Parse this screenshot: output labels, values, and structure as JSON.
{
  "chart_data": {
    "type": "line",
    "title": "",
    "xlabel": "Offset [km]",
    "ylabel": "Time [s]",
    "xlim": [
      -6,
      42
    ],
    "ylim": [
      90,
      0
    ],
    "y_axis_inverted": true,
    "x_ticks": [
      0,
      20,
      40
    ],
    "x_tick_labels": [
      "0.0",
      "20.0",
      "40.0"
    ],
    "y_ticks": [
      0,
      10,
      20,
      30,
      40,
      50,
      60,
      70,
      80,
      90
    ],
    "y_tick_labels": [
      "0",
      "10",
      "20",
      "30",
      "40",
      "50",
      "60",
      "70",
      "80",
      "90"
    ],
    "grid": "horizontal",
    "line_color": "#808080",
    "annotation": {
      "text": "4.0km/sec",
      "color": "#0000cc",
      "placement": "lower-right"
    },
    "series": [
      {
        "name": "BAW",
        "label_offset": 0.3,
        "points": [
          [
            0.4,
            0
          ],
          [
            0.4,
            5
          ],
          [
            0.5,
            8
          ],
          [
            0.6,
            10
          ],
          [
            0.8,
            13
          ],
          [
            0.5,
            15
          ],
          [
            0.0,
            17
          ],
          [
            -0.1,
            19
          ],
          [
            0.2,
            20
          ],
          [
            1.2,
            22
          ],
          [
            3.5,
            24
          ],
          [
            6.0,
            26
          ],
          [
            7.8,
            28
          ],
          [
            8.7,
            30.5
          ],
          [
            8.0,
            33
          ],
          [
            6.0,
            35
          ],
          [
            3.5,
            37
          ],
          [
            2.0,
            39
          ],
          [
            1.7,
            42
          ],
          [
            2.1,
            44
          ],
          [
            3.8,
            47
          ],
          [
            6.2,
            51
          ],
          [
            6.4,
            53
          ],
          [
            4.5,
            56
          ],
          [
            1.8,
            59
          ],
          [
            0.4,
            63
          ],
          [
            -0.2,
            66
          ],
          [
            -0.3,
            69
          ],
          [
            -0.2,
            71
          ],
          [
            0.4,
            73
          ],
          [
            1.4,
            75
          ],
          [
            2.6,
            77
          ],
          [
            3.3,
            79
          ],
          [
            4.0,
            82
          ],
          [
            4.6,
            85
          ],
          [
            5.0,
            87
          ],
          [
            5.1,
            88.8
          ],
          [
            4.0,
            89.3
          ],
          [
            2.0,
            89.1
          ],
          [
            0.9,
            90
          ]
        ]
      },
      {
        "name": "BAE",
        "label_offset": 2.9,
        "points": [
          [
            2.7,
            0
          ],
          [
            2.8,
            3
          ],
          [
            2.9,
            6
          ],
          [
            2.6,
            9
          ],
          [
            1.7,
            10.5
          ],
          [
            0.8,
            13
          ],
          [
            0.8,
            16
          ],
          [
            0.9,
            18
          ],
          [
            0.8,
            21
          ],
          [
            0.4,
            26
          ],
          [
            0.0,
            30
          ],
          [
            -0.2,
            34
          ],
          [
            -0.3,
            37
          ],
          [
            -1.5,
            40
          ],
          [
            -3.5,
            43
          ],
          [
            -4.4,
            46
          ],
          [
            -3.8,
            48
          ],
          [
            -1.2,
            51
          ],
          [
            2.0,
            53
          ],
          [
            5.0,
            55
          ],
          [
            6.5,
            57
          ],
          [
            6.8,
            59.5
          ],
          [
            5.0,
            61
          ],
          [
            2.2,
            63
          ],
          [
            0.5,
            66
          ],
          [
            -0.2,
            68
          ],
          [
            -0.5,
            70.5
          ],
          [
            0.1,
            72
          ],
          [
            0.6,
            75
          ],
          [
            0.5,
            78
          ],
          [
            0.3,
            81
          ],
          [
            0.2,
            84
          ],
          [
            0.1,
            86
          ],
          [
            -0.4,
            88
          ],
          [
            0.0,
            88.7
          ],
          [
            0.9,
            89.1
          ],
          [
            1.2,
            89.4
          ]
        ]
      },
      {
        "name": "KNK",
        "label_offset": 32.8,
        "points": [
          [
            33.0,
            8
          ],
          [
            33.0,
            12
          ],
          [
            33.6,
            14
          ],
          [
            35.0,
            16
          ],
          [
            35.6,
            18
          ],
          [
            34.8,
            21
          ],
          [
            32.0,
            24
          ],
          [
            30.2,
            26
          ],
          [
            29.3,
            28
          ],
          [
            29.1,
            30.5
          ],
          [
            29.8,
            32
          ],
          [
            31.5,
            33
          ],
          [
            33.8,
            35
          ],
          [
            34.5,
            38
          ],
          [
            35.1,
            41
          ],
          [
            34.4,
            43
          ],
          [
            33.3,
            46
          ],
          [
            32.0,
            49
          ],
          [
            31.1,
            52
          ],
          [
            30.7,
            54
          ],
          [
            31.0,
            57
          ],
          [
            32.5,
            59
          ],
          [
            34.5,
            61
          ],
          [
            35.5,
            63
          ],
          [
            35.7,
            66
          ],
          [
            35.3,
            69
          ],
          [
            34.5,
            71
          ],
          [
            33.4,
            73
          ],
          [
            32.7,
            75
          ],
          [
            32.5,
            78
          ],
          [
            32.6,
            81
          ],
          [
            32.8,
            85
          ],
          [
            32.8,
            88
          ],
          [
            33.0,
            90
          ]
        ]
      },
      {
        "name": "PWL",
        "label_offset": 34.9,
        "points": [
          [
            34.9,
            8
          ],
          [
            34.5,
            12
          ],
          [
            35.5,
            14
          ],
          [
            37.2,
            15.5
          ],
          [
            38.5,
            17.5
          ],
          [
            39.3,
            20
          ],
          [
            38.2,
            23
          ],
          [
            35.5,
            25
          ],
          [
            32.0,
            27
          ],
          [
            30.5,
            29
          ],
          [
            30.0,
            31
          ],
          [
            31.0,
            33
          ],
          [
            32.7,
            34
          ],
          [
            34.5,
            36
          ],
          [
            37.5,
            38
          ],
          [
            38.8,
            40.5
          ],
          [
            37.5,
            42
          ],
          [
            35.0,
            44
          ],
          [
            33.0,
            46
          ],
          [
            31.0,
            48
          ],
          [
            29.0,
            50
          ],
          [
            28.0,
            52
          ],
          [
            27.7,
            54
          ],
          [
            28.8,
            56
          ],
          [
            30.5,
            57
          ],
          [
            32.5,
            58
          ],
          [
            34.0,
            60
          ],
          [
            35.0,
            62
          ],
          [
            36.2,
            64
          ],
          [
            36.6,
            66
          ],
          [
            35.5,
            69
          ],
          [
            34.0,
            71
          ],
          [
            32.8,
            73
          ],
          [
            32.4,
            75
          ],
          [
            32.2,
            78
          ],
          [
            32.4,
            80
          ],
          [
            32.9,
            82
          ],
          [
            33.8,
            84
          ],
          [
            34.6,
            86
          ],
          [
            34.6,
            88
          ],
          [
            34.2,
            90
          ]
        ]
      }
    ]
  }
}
##############################
* _EXERCISE_:
Print every record above exactly as written.

* _RESPONSE_:
Parse this screenshot: output labels, values, and structure as JSON.
{
  "chart_data": {
    "type": "line",
    "title": "",
    "xlabel": "Offset [km]",
    "ylabel": "Time [s]",
    "xlim": [
      -6,
      42
    ],
    "ylim": [
      90,
      0
    ],
    "y_axis_inverted": true,
    "x_ticks": [
      0,
      20,
      40
    ],
    "x_tick_labels": [
      "0.0",
      "20.0",
      "40.0"
    ],
    "y_ticks": [
      0,
      10,
      20,
      30,
      40,
      50,
      60,
      70,
      80,
      90
    ],
    "y_tick_labels": [
      "0",
      "10",
      "20",
      "30",
      "40",
      "50",
      "60",
      "70",
      "80",
      "90"
    ],
    "grid": "horizontal",
    "line_color": "#808080",
    "annotation": {
      "text": "4.0km/sec",
      "color": "#0000cc",
      "placement": "lower-right"
    },
    "series": [
      {
        "name": "BAW",
        "label_offset": 0.3,
        "points": [
          [
            0.4,
            0
          ],
          [
            0.4,
            5
          ],
          [
            0.5,
            8
          ],
          [
            0.6,
            10
          ],
          [
            0.8,
            13
          ],
          [
            0.5,
            15
          ],
          [
            0.0,
            17
          ],
          [
            -0.1,
            19
          ],
          [
            0.2,
            20
          ],
          [
            1.2,
            22
          ],
          [
            3.5,
            24
          ],
          [
            6.0,
            26
          ],
          [
            7.8,
            28
          ],
          [
            8.7,
            30.5
          ],
          [
            8.0,
            33
          ],
          [
            6.0,
            35
          ],
          [
            3.5,
            37
          ],
          [
            2.0,
            39
          ],
          [
            1.7,
            42
          ],
          [
            2.1,
            44
          ],
          [
            3.8,
            47
          ],
          [
            6.2,
            51
          ],
          [
            6.4,
            53
          ],
          [
            4.5,
            56
          ],
          [
            1.8,
            59
          ],
          [
            0.4,
            63
          ],
          [
            -0.2,
            66
          ],
          [
            -0.3,
            69
          ],
          [
            -0.2,
            71
          ],
          [
            0.4,
            73
          ],
          [
            1.4,
            75
          ],
          [
            2.6,
            77
          ],
          [
            3.3,
            79
          ],
          [
            4.0,
            82
          ],
          [
            4.6,
            85
          ],
          [
            5.0,
            87
          ],
          [
            5.1,
            88.8
          ],
          [
            4.0,
            89.3
          ],
          [
            2.0,
            89.1
          ],
          [
            0.9,
            90
          ]
        ]
      },
      {
        "name": "BAE",
        "label_offset": 2.9,
        "points": [
          [
            2.7,
            0
          ],
          [
            2.8,
            3
          ],
          [
            2.9,
            6
          ],
          [
            2.6,
            9
          ],
          [
            1.7,
            10.5
          ],
          [
            0.8,
            13
          ],
          [
            0.8,
            16
          ],
          [
            0.9,
            18
          ],
          [
            0.8,
            21
          ],
          [
            0.4,
            26
          ],
          [
            0.0,
            30
          ],
          [
            -0.2,
            34
          ],
          [
            -0.3,
            37
          ],
          [
            -1.5,
            40
          ],
          [
            -3.5,
            43
          ],
          [
            -4.4,
            46
          ],
          [
            -3.8,
            48
          ],
          [
            -1.2,
            51
          ],
          [
            2.0,
            53
          ],
          [
            5.0,
            55
          ],
          [
            6.5,
            57
          ],
          [
            6.8,
            59.5
          ],
          [
            5.0,
            61
          ],
          [
            2.2,
            63
          ],
          [
            0.5,
            66
          ],
          [
            -0.2,
            68
          ],
          [
            -0.5,
            70.5
          ],
          [
            0.1,
            72
          ],
          [
            0.6,
            75
          ],
          [
            0.5,
            78
          ],
          [
            0.3,
            81
          ],
          [
            0.2,
            84
          ],
          [
            0.1,
            86
          ],
          [
            -0.4,
            88
          ],
          [
            0.0,
            88.7
          ],
          [
            0.9,
            89.1
          ],
          [
            1.2,
            89.4
          ]
        ]
      },
      {
        "name": "KNK",
        "label_offset": 32.8,
        "points": [
          [
            33.0,
            8
          ],
          [
            33.0,
            12
          ],
          [
            33.6,
            14
          ],
          [
            35.0,
            16
          ],
          [
            35.6,
            18
          ],
          [
            34.8,
            21
          ],
          [
            32.0,
            24
          ],
          [
            30.2,
            26
          ],
          [
            29.3,
            28
          ],
          [
            29.1,
            30.5
          ],
          [
            29.8,
            32
          ],
          [
            31.5,
            33
          ],
          [
            33.8,
            35
          ],
          [
            34.5,
            38
          ],
          [
            35.1,
            41
          ],
          [
            34.4,
            43
          ],
          [
            33.3,
            46
          ],
          [
            32.0,
            49
          ],
          [
            31.1,
            52
          ],
          [
            30.7,
            54
          ],
          [
            31.0,
            57
          ],
          [
            32.5,
            59
          ],
          [
            34.5,
            61
          ],
          [
            35.5,
            63
          ],
          [
            35.7,
            66
          ],
          [
            35.3,
            69
          ],
          [
            34.5,
            71
          ],
          [
            33.4,
            73
          ],
          [
            32.7,
            75
          ],
          [
            32.5,
            78
          ],
          [
            32.6,
            81
          ],
          [
            32.8,
            85
          ],
          [
            32.8,
            88
          ],
          [
            33.0,
            90
          ]
        ]
      },
      {
        "name": "PWL",
        "label_offset": 34.9,
        "points": [
          [
            34.9,
            8
          ],
          [
            34.5,
            12
          ],
          [
            35.5,
            14
          ],
          [
            37.2,
            15.5
          ],
          [
            38.5,
            17.5
          ],
          [
            39.3,
            20
          ],
          [
            38.2,
            23
          ],
          [
            35.5,
            25
          ],
          [
            32.0,
            27
          ],
          [
            30.5,
            29
          ],
          [
            30.0,
            31
          ],
          [
            31.0,
            33
          ],
          [
            32.7,
            34
          ],
          [
            34.5,
            36
          ],
          [
            37.5,
            38
          ],
          [
            38.8,
            40.5
          ],
          [
            37.5,
            42
          ],
          [
            35.0,
            44
          ],
          [
            33.0,
            46
          ],
          [
            31.0,
            48
          ],
          [
            29.0,
            50
          ],
          [
            28.0,
            52
          ],
          [
            27.7,
            54
          ],
          [
            28.8,
            56
          ],
          [
            30.5,
            57
          ],
          [
            32.5,
            58
          ],
          [
            34.0,
            60
          ],
          [
            35.0,
            62
          ],
          [
            36.2,
            64
          ],
          [
            36.6,
            66
          ],
          [
            35.5,
            69
          ],
          [
            34.0,
            71
          ],
          [
            32.8,
            73
          ],
          [
            32.4,
            75
          ],
          [
            32.2,
            78
          ],
          [
            32.4,
            80
          ],
          [
            32.9,
            82
          ],
          [
            33.8,
            84
          ],
          [
            34.6,
            86
          ],
          [
            34.6,
            88
          ],
          [
            34.2,
            90
          ]
        ]
      }
    ]
  }
}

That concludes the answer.